# Dataset rows start
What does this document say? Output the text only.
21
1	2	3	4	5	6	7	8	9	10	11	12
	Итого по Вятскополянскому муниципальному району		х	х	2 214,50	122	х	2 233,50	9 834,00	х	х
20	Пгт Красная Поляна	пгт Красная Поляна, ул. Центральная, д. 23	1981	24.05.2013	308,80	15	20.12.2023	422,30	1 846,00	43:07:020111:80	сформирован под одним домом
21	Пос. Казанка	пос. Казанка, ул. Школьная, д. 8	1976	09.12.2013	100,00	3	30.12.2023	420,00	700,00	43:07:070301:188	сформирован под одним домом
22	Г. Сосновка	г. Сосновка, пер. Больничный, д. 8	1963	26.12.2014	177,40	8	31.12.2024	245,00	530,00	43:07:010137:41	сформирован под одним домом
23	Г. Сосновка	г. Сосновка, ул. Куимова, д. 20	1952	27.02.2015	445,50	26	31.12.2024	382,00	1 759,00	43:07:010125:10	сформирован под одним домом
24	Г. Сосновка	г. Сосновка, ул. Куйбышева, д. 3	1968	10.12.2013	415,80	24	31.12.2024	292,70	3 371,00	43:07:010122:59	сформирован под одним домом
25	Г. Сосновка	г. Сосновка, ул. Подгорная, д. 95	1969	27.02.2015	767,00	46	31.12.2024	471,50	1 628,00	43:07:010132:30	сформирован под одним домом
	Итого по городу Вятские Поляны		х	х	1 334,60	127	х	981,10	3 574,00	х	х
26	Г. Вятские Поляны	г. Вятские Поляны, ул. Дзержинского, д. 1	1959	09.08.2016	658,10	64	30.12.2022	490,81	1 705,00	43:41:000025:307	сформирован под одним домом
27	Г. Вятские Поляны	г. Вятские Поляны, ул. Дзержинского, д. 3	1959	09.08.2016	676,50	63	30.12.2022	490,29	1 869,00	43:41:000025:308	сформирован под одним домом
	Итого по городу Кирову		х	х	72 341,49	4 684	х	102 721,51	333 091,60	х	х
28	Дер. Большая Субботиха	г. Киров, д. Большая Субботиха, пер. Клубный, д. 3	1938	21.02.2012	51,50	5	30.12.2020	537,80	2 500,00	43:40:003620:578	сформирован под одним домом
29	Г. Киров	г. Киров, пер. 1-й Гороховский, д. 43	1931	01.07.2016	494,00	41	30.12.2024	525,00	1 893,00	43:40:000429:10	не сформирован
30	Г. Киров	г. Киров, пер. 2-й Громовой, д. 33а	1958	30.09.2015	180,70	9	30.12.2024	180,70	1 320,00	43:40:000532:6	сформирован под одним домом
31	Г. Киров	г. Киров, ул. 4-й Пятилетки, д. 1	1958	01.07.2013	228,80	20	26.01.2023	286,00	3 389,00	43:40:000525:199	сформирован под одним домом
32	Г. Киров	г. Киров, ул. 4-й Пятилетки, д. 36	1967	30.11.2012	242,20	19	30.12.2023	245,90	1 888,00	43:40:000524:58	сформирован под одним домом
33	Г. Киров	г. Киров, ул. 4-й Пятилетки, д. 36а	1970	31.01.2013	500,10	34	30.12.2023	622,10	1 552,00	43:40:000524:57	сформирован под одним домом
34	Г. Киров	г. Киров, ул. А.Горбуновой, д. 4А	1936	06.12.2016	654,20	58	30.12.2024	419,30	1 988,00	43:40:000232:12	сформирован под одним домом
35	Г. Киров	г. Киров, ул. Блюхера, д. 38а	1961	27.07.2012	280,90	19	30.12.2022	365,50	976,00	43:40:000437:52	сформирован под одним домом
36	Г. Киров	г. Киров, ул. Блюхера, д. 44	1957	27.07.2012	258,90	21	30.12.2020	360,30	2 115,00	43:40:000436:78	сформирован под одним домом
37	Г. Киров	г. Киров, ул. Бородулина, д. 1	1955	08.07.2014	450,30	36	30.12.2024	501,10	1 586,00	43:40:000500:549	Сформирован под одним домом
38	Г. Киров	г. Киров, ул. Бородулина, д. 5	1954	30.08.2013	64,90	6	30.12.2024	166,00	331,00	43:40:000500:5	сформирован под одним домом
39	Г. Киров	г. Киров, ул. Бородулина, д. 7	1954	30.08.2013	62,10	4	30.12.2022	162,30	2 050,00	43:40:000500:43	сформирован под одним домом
# Dataset rows end
Retype the listing above in full, with no alterations.

What does this document say? Output the text only.
21
1	2	3	4	5	6	7	8	9	10	11	12
	Итого по Вятскополянскому муниципальному району		х	х	2 214,50	122	х	2 233,50	9 834,00	х	х
20	Пгт Красная Поляна	пгт Красная Поляна, ул. Центральная, д. 23	1981	24.05.2013	308,80	15	20.12.2023	422,30	1 846,00	43:07:020111:80	сформирован под одним домом
21	Пос. Казанка	пос. Казанка, ул. Школьная, д. 8	1976	09.12.2013	100,00	3	30.12.2023	420,00	700,00	43:07:070301:188	сформирован под одним домом
22	Г. Сосновка	г. Сосновка, пер. Больничный, д. 8	1963	26.12.2014	177,40	8	31.12.2024	245,00	530,00	43:07:010137:41	сформирован под одним домом
23	Г. Сосновка	г. Сосновка, ул. Куимова, д. 20	1952	27.02.2015	445,50	26	31.12.2024	382,00	1 759,00	43:07:010125:10	сформирован под одним домом
24	Г. Сосновка	г. Сосновка, ул. Куйбышева, д. 3	1968	10.12.2013	415,80	24	31.12.2024	292,70	3 371,00	43:07:010122:59	сформирован под одним домом
25	Г. Сосновка	г. Сосновка, ул. Подгорная, д. 95	1969	27.02.2015	767,00	46	31.12.2024	471,50	1 628,00	43:07:010132:30	сформирован под одним домом
	Итого по городу Вятские Поляны		х	х	1 334,60	127	х	981,10	3 574,00	х	х
26	Г. Вятские Поляны	г. Вятские Поляны, ул. Дзержинского, д. 1	1959	09.08.2016	658,10	64	30.12.2022	490,81	1 705,00	43:41:000025:307	сформирован под одним домом
27	Г. Вятские Поляны	г. Вятские Поляны, ул. Дзержинского, д. 3	1959	09.08.2016	676,50	63	30.12.2022	490,29	1 869,00	43:41:000025:308	сформирован под одним домом
	Итого по городу Кирову		х	х	72 341,49	4 684	х	102 721,51	333 091,60	х	х
28	Дер. Большая Субботиха	г. Киров, д. Большая Субботиха, пер. Клубный, д. 3	1938	21.02.2012	51,50	5	30.12.2020	537,80	2 500,00	43:40:003620:578	сформирован под одним домом
29	Г. Киров	г. Киров, пер. 1-й Гороховский, д. 43	1931	01.07.2016	494,00	41	30.12.2024	525,00	1 893,00	43:40:000429:10	не сформирован
30	Г. Киров	г. Киров, пер. 2-й Громовой, д. 33а	1958	30.09.2015	180,70	9	30.12.2024	180,70	1 320,00	43:40:000532:6	сформирован под одним домом
31	Г. Киров	г. Киров, ул. 4-й Пятилетки, д. 1	1958	01.07.2013	228,80	20	26.01.2023	286,00	3 389,00	43:40:000525:199	сформирован под одним домом
32	Г. Киров	г. Киров, ул. 4-й Пятилетки, д. 36	1967	30.11.2012	242,20	19	30.12.2023	245,90	1 888,00	43:40:000524:58	сформирован под одним домом
33	Г. Киров	г. Киров, ул. 4-й Пятилетки, д. 36а	1970	31.01.2013	500,10	34	30.12.2023	622,10	1 552,00	43:40:000524:57	сформирован под одним домом
34	Г. Киров	г. Киров, ул. А.Горбуновой, д. 4А	1936	06.12.2016	654,20	58	30.12.2024	419,30	1 988,00	43:40:000232:12	сформирован под одним домом
35	Г. Киров	г. Киров, ул. Блюхера, д. 38а	1961	27.07.2012	280,90	19	30.12.2022	365,50	976,00	43:40:000437:52	сформирован под одним домом
36	Г. Киров	г. Киров, ул. Блюхера, д. 44	1957	27.07.2012	258,90	21	30.12.2020	360,30	2 115,00	43:40:000436:78	сформирован под одним домом
37	Г. Киров	г. Киров, ул. Бородулина, д. 1	1955	08.07.2014	450,30	36	30.12.2024	501,10	1 586,00	43:40:000500:549	Сформирован под одним домом
38	Г. Киров	г. Киров, ул. Бородулина, д. 5	1954	30.08.2013	64,90	6	30.12.2024	166,00	331,00	43:40:000500:5	сформирован под одним домом
39	Г. Киров	г. Киров, ул. Бородулина, д. 7	1954	30.08.2013	62,10	4	30.12.2022	162,30	2 050,00	43:40:000500:43	сформирован под одним домом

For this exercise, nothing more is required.